> **GOAL OF THE EXERCISE**
Set every record down verbatim and omit the pictures.
═════ DATA SUPPLIED
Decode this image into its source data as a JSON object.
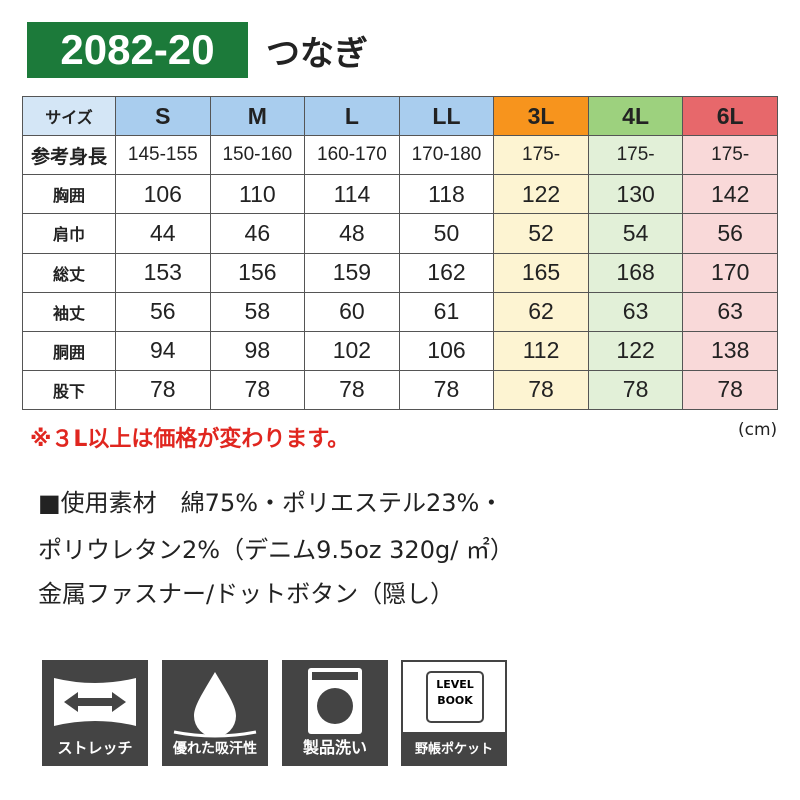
{
  "header": {
    "code": "2082-20",
    "title": "つなぎ"
  },
  "table": {
    "columns": [
      "サイズ",
      "S",
      "M",
      "L",
      "LL",
      "3L",
      "4L",
      "6L"
    ],
    "rows": [
      [
        "参考身長",
        "145-155",
        "150-160",
        "160-170",
        "170-180",
        "175-",
        "175-",
        "175-"
      ],
      [
        "胸囲",
        106,
        110,
        114,
        118,
        122,
        130,
        142
      ],
      [
        "肩巾",
        44,
        46,
        48,
        50,
        52,
        54,
        56
      ],
      [
        "総丈",
        153,
        156,
        159,
        162,
        165,
        168,
        170
      ],
      [
        "袖丈",
        56,
        58,
        60,
        61,
        62,
        63,
        63
      ],
      [
        "胴囲",
        94,
        98,
        102,
        106,
        112,
        122,
        138
      ],
      [
        "股下",
        78,
        78,
        78,
        78,
        78,
        78,
        78
      ]
    ]
  },
  "note": "※３L以上は価格が変わります。",
  "unit": "(cm)",
  "specs": [
    "■使用素材　綿75%・ポリエステル23%・",
    "ポリウレタン2%（デニム9.5oz 320g/ ㎡）",
    "金属ファスナー/ドットボタン（隠し）"
  ],
  "icons": [
    {
      "label": "ストレッチ"
    },
    {
      "label": "優れた吸汗性"
    },
    {
      "label": "製品洗い"
    },
    {
      "label": "野帳ポケット",
      "text": [
        "LEVEL",
        "BOOK"
      ]
    }
  ]
}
══════════
> **ANSWER FOR THE TASK**
Decode this image into its source data as a JSON object.
{
  "header": {
    "code": "2082-20",
    "title": "つなぎ"
  },
  "table": {
    "columns": [
      "サイズ",
      "S",
      "M",
      "L",
      "LL",
      "3L",
      "4L",
      "6L"
    ],
    "rows": [
      [
        "参考身長",
        "145-155",
        "150-160",
        "160-170",
        "170-180",
        "175-",
        "175-",
        "175-"
      ],
      [
        "胸囲",
        106,
        110,
        114,
        118,
        122,
        130,
        142
      ],
      [
        "肩巾",
        44,
        46,
        48,
        50,
        52,
        54,
        56
      ],
      [
        "総丈",
        153,
        156,
        159,
        162,
        165,
        168,
        170
      ],
      [
        "袖丈",
        56,
        58,
        60,
        61,
        62,
        63,
        63
      ],
      [
        "胴囲",
        94,
        98,
        102,
        106,
        112,
        122,
        138
      ],
      [
        "股下",
        78,
        78,
        78,
        78,
        78,
        78,
        78
      ]
    ]
  },
  "note": "※３L以上は価格が変わります。",
  "unit": "(cm)",
  "specs": [
    "■使用素材　綿75%・ポリエステル23%・",
    "ポリウレタン2%（デニム9.5oz 320g/ ㎡）",
    "金属ファスナー/ドットボタン（隠し）"
  ],
  "icons": [
    {
      "label": "ストレッチ"
    },
    {
      "label": "優れた吸汗性"
    },
    {
      "label": "製品洗い"
    },
    {
      "label": "野帳ポケット",
      "text": [
        "LEVEL",
        "BOOK"
      ]
    }
  ]
}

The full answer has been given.